Work instructions: Below are some records. Say in a single number how many of their lines include the word "title".

[START OF The data]

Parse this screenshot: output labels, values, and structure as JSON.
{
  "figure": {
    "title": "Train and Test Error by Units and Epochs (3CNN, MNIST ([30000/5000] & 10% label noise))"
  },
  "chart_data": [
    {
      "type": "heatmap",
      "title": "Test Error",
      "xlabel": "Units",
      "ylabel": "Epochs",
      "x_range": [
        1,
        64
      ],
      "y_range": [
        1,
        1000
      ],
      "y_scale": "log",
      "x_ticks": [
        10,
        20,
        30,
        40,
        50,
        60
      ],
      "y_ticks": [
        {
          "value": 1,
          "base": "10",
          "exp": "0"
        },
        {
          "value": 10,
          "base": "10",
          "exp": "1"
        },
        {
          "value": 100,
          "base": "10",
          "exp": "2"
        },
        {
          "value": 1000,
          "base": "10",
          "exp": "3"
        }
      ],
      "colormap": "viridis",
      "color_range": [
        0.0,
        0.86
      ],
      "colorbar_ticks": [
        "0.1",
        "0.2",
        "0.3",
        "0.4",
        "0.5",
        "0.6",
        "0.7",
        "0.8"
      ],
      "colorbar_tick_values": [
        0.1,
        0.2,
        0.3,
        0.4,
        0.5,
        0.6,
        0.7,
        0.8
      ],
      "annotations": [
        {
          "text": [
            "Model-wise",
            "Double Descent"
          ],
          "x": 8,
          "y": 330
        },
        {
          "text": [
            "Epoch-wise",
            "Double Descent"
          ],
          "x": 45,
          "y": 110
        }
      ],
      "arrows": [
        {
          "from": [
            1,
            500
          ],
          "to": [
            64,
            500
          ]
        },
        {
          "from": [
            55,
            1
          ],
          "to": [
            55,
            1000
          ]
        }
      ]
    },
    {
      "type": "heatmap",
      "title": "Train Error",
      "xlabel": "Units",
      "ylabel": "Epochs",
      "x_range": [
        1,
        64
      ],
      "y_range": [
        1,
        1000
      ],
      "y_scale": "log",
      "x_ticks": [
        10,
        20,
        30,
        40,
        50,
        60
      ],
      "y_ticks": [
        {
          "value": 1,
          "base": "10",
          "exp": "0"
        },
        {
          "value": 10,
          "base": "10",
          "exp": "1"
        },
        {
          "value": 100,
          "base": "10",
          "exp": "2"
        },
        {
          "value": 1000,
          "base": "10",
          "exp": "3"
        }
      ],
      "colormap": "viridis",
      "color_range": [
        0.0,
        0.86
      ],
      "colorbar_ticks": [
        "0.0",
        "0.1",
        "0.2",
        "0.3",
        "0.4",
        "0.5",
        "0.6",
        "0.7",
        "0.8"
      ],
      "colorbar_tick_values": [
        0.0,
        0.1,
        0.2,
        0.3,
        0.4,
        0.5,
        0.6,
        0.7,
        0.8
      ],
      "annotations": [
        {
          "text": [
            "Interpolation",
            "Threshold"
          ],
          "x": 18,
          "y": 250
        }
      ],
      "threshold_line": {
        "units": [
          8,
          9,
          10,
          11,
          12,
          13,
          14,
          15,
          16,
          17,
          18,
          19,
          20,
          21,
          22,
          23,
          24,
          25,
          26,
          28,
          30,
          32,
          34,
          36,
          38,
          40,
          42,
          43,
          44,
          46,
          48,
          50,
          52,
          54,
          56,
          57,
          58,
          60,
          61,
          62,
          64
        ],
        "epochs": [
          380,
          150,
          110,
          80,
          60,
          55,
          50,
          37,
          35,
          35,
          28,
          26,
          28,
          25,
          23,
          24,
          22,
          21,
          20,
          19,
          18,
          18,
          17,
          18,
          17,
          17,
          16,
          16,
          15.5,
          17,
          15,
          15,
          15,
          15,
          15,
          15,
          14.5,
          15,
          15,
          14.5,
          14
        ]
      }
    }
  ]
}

[END OF The data]

Reply to the exercise: 3